> GOAL: For this exercise, copy out each line of the material below that includes "ffffff".

> RECORDS SUPPLIED:
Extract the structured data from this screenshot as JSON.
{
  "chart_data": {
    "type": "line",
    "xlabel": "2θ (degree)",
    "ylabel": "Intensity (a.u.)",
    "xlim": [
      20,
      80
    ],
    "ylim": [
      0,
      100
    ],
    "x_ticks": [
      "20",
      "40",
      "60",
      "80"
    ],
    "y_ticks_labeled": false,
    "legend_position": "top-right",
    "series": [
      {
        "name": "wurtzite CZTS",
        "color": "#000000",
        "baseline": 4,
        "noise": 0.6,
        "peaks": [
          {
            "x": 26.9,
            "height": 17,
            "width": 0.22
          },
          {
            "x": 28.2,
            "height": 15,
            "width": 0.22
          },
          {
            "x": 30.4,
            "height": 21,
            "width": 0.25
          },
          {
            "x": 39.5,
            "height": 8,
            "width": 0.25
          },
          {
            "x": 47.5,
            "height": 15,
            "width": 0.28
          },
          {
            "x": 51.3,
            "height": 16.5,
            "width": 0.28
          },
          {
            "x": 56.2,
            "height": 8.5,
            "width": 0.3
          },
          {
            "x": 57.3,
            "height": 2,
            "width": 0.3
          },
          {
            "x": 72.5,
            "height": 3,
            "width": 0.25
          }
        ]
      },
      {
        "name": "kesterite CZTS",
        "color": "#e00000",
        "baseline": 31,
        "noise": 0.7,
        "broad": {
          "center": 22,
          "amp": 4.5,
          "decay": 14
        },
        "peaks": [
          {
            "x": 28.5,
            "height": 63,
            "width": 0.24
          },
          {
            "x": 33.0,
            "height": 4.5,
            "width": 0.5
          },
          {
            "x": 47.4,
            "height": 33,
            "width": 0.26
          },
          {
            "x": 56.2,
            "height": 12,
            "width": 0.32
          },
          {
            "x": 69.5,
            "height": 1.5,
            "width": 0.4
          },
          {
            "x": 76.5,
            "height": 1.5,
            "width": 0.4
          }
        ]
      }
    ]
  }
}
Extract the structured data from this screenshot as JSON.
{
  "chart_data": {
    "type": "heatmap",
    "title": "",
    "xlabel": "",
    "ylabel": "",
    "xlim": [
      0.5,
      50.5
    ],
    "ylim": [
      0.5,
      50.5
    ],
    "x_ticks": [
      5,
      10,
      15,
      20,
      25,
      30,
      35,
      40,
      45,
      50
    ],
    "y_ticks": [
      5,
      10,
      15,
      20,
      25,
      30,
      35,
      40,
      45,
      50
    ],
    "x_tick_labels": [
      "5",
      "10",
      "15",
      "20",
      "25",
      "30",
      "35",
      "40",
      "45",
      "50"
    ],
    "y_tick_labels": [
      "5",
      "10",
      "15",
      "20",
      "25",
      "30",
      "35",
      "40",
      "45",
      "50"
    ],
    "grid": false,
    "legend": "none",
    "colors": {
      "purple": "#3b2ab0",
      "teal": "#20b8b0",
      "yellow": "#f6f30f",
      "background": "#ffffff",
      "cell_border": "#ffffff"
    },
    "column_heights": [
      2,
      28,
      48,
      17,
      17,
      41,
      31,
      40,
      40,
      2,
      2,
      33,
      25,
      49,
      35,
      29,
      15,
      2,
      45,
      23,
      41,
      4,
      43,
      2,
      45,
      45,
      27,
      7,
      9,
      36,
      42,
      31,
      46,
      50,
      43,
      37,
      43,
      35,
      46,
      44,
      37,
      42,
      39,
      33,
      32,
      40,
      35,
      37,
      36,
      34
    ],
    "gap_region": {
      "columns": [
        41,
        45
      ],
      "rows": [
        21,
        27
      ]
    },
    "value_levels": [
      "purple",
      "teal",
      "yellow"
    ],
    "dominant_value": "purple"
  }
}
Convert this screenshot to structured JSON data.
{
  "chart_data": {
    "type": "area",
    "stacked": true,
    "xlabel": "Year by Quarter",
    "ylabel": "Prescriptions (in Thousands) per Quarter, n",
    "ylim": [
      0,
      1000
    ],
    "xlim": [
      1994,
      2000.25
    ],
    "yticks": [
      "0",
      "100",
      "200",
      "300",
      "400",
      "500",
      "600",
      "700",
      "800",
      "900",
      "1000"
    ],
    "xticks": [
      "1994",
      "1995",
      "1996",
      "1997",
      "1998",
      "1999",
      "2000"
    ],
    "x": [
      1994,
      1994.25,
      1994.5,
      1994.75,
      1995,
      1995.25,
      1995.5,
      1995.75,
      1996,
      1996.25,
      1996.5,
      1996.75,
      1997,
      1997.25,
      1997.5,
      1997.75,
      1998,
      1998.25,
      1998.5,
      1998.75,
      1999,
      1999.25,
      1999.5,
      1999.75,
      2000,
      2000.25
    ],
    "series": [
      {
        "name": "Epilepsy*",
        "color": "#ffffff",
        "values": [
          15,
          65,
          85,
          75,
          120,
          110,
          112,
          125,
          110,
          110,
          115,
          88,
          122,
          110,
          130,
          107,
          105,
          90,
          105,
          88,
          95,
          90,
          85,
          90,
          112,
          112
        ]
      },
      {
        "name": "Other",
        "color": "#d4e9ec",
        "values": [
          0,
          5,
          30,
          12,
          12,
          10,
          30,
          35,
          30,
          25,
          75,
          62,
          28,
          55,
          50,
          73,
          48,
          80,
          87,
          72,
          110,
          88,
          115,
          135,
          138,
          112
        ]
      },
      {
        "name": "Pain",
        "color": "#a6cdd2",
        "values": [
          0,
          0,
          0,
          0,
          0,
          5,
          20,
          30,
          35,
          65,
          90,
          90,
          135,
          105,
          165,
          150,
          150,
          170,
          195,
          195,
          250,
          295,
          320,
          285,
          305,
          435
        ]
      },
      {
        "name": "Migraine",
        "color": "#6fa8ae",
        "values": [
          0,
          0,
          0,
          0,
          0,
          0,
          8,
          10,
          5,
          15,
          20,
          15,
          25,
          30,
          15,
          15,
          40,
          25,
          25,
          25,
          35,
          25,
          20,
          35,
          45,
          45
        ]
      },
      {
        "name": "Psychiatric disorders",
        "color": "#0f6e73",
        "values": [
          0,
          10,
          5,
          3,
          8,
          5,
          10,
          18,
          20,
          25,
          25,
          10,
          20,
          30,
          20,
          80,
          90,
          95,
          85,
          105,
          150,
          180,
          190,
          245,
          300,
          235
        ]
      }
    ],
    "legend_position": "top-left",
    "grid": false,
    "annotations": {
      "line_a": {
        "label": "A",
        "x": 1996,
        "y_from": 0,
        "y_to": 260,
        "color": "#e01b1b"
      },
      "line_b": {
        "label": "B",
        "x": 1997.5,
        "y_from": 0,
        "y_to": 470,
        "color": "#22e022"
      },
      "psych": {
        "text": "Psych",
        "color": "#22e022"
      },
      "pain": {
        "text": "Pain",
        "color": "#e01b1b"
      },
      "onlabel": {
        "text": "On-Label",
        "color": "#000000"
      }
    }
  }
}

> SOLUTION BELOW:
      "background": "#ffffff",
      "cell_border": "#ffffff"
        "color": "#ffffff",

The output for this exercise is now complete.